Stored entries

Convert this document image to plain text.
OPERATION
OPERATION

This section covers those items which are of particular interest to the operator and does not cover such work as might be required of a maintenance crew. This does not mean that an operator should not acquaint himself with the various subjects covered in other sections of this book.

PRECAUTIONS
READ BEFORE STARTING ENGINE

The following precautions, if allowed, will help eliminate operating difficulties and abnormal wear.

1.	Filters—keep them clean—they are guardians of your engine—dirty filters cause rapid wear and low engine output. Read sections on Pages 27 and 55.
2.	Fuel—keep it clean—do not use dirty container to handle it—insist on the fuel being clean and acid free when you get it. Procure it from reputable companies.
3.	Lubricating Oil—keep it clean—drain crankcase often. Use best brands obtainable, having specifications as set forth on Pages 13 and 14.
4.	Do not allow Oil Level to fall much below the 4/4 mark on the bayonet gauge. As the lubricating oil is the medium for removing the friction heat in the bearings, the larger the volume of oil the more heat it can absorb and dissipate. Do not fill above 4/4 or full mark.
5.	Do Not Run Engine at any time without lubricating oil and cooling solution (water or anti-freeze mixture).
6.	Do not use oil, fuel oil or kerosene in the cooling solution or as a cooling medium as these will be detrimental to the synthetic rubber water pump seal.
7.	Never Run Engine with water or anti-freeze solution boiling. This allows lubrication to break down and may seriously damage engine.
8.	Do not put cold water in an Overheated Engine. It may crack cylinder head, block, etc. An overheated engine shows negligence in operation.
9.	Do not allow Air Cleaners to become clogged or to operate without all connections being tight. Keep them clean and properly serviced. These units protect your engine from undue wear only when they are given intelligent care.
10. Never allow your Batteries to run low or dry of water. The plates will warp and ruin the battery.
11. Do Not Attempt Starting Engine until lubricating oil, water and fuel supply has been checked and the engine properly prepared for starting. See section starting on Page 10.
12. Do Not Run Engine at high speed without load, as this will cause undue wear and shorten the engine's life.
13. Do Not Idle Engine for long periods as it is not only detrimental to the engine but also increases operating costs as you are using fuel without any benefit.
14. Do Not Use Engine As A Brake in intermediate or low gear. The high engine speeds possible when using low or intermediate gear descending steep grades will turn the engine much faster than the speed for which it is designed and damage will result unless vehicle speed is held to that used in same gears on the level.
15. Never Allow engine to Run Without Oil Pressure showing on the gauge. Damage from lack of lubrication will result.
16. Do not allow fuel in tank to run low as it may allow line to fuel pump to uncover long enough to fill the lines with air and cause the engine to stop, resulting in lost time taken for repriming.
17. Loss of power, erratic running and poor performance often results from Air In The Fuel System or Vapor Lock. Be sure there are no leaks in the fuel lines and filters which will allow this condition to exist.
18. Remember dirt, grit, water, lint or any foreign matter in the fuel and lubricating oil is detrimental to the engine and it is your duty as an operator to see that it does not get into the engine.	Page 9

◆ **PROBLEM**
Determine how many lines above contain "fuel" as a word or string. Give the number alone.

◆ **RESPONSE TO THE TASK**
7